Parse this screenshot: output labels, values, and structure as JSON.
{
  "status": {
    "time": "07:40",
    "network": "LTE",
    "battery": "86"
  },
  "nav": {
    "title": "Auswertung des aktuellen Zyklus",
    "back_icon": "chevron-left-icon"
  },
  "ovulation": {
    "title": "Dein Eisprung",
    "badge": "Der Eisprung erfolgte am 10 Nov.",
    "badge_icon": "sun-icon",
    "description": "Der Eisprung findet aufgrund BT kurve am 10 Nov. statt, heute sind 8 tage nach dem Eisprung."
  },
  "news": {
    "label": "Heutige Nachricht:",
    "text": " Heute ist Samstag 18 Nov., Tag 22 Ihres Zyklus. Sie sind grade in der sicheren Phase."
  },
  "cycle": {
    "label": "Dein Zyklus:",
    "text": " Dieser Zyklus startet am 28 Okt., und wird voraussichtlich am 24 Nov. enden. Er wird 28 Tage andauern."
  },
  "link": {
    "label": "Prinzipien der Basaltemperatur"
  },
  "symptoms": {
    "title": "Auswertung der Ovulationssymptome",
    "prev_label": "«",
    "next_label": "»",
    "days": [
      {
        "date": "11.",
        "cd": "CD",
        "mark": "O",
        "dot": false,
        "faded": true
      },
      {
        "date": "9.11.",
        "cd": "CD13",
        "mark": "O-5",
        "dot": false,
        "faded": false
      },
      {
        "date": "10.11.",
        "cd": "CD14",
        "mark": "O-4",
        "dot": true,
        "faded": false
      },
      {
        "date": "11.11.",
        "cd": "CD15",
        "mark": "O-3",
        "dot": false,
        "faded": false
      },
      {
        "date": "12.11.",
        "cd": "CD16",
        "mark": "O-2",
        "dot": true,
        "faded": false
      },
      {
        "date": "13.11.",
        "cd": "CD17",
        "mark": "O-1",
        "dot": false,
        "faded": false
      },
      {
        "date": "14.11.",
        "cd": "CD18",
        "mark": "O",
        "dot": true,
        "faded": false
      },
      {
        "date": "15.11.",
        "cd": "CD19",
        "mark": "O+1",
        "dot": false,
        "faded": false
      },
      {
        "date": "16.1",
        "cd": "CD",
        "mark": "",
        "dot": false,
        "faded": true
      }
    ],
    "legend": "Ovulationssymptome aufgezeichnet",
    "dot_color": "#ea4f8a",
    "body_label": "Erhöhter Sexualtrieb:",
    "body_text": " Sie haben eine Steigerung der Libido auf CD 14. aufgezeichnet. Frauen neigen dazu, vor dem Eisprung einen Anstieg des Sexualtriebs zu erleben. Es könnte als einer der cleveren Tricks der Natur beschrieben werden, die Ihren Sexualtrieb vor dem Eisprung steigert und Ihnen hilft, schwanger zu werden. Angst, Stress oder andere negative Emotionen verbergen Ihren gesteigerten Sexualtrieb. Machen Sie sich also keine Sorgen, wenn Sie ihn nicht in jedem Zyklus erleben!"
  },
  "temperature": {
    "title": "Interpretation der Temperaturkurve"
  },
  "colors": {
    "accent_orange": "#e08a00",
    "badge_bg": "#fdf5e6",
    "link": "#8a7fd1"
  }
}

■ Exercise prompt ■
In the listing above, how many lines hold the word "icon"? Give the number and nothing more.

■ The result ■
2